* Start Data *

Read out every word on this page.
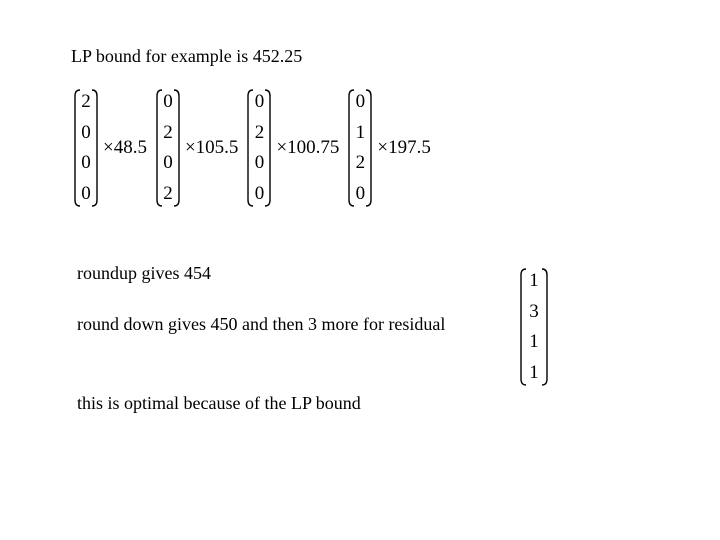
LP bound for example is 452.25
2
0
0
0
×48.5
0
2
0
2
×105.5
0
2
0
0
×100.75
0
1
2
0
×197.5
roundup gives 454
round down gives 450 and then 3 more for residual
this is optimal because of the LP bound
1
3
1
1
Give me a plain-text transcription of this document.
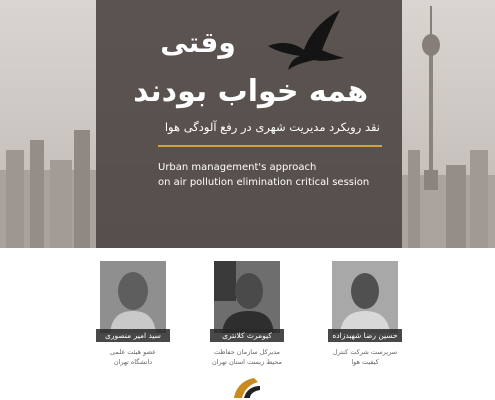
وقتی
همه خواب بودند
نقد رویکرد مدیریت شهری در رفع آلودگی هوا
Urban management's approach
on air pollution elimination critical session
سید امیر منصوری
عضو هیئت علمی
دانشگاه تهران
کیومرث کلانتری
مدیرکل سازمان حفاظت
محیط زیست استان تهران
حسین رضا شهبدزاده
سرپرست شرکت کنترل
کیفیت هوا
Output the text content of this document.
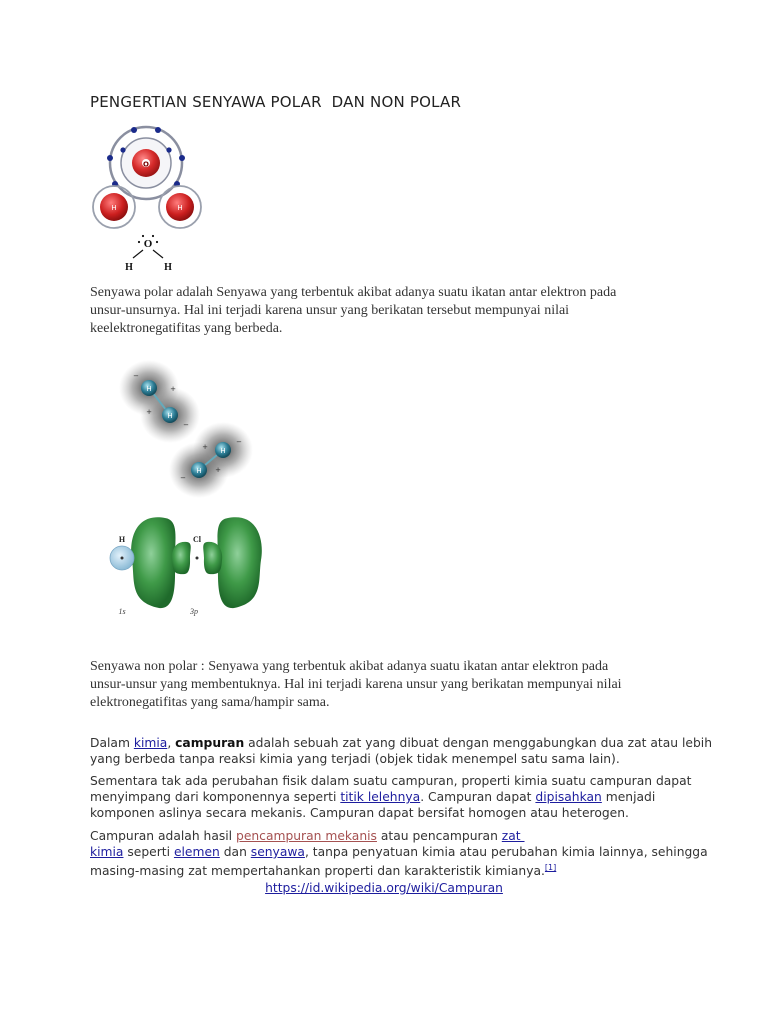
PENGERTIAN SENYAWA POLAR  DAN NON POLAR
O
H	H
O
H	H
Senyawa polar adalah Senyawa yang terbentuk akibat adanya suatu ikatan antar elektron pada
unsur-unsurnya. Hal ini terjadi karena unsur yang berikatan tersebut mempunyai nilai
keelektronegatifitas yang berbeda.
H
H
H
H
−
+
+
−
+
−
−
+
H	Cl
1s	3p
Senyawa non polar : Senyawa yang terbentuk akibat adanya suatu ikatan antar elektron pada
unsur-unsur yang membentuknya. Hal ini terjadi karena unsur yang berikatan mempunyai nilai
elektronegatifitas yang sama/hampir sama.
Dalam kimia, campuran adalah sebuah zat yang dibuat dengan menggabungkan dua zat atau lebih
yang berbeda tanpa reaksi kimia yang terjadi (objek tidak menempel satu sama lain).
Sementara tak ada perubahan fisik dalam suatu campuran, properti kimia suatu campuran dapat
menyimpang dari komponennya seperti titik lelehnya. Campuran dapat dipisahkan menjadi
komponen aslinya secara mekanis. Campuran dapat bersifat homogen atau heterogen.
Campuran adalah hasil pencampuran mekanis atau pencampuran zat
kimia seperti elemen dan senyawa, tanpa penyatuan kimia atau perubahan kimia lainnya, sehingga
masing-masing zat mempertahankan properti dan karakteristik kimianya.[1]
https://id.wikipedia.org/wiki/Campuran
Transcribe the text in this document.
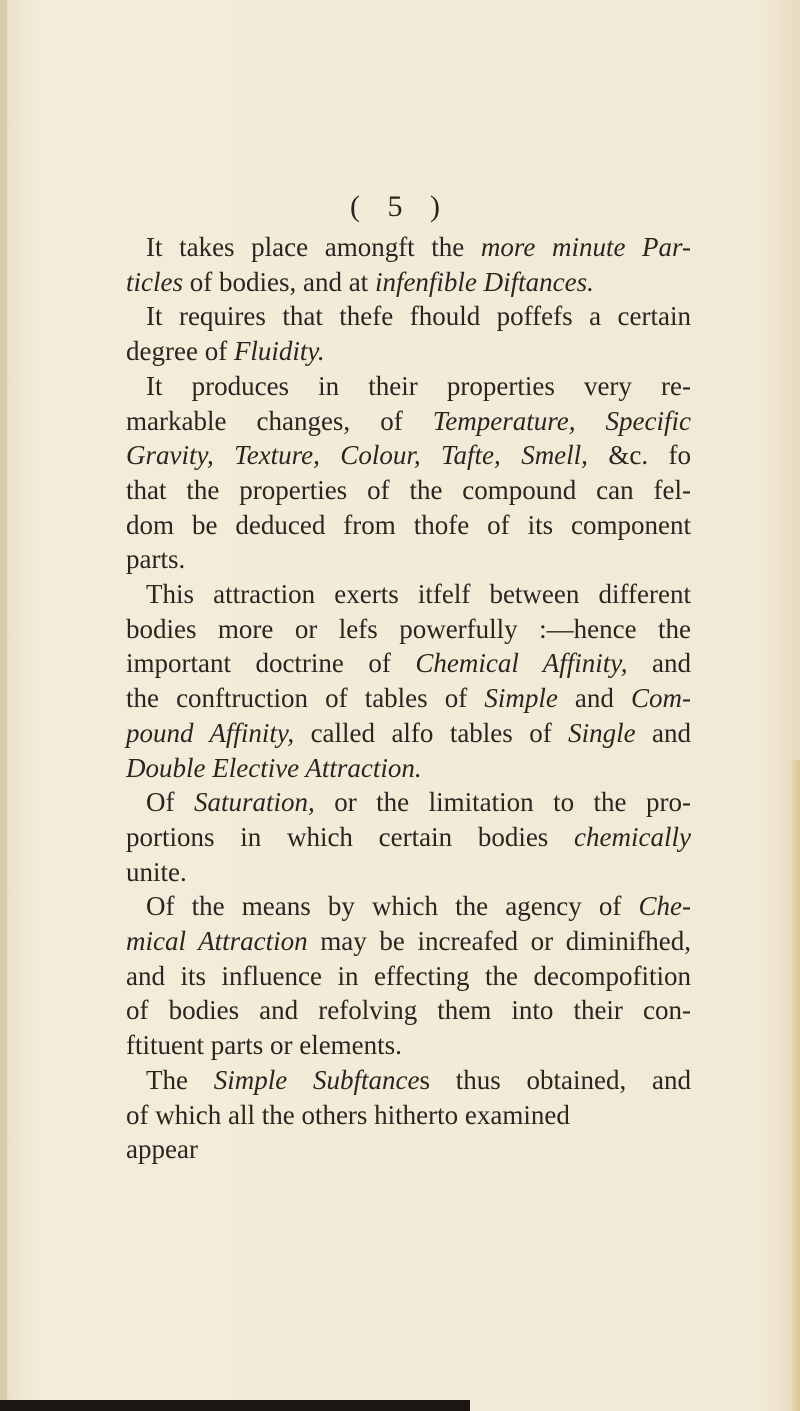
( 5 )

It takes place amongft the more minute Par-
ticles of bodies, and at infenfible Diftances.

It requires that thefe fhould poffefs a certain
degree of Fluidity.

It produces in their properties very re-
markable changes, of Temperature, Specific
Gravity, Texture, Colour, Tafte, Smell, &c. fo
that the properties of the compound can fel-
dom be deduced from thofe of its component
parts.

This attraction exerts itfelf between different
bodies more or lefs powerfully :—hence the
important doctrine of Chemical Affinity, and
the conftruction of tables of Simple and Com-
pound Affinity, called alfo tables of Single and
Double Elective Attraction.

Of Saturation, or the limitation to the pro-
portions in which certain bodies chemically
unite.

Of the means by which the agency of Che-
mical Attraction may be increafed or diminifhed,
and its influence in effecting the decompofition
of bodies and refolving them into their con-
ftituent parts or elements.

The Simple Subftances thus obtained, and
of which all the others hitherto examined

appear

* End Data *

■ Exercise task ■
Without including any pictures, output all the entries above exactly.

■ Result for this task ■
Read out every word on this page.
LP bound for example is 452.25
2
0
0
0
×48.5
0
2
0
2
×105.5
0
2
0
0
×100.75
0
1
2
0
×197.5
roundup gives 454
round down gives 450 and then 3 more for residual
this is optimal because of the LP bound
1
3
1
1
Give me a plain-text transcription of this document.
وقتی
همه خواب بودند
نقد رویکرد مدیریت شهری در رفع آلودگی هوا
Urban management's approach
on air pollution elimination critical session
سید امیر منصوری
عضو هیئت علمی
دانشگاه تهران
کیومرث کلانتری
مدیرکل سازمان حفاظت
محیط زیست استان تهران
حسین رضا شهبدزاده
سرپرست شرکت کنترل
کیفیت هوا
Output the text content of this document.
PENGERTIAN SENYAWA POLAR  DAN NON POLAR
O
H	H
O
H	H
Senyawa polar adalah Senyawa yang terbentuk akibat adanya suatu ikatan antar elektron pada
unsur-unsurnya. Hal ini terjadi karena unsur yang berikatan tersebut mempunyai nilai
keelektronegatifitas yang berbeda.
H
H
H
H
−
+
+
−
+
−
−
+
H	Cl
1s	3p
Senyawa non polar : Senyawa yang terbentuk akibat adanya suatu ikatan antar elektron pada
unsur-unsur yang membentuknya. Hal ini terjadi karena unsur yang berikatan mempunyai nilai
elektronegatifitas yang sama/hampir sama.
Dalam kimia, campuran adalah sebuah zat yang dibuat dengan menggabungkan dua zat atau lebih
yang berbeda tanpa reaksi kimia yang terjadi (objek tidak menempel satu sama lain).
Sementara tak ada perubahan fisik dalam suatu campuran, properti kimia suatu campuran dapat
menyimpang dari komponennya seperti titik lelehnya. Campuran dapat dipisahkan menjadi
komponen aslinya secara mekanis. Campuran dapat bersifat homogen atau heterogen.
Campuran adalah hasil pencampuran mekanis atau pencampuran zat
kimia seperti elemen dan senyawa, tanpa penyatuan kimia atau perubahan kimia lainnya, sehingga
masing-masing zat mempertahankan properti dan karakteristik kimianya.[1]
https://id.wikipedia.org/wiki/Campuran
Transcribe the text in this document.
( 5 )

It takes place amongft the more minute Par-
ticles of bodies, and at infenfible Diftances.

It requires that thefe fhould poffefs a certain
degree of Fluidity.

It produces in their properties very re-
markable changes, of Temperature, Specific
Gravity, Texture, Colour, Tafte, Smell, &c. fo
that the properties of the compound can fel-
dom be deduced from thofe of its component
parts.

This attraction exerts itfelf between different
bodies more or lefs powerfully :—hence the
important doctrine of Chemical Affinity, and
the conftruction of tables of Simple and Com-
pound Affinity, called alfo tables of Single and
Double Elective Attraction.

Of Saturation, or the limitation to the pro-
portions in which certain bodies chemically
unite.

Of the means by which the agency of Che-
mical Attraction may be increafed or diminifhed,
and its influence in effecting the decompofition
of bodies and refolving them into their con-
ftituent parts or elements.

The Simple Subftances thus obtained, and
of which all the others hitherto examined

appear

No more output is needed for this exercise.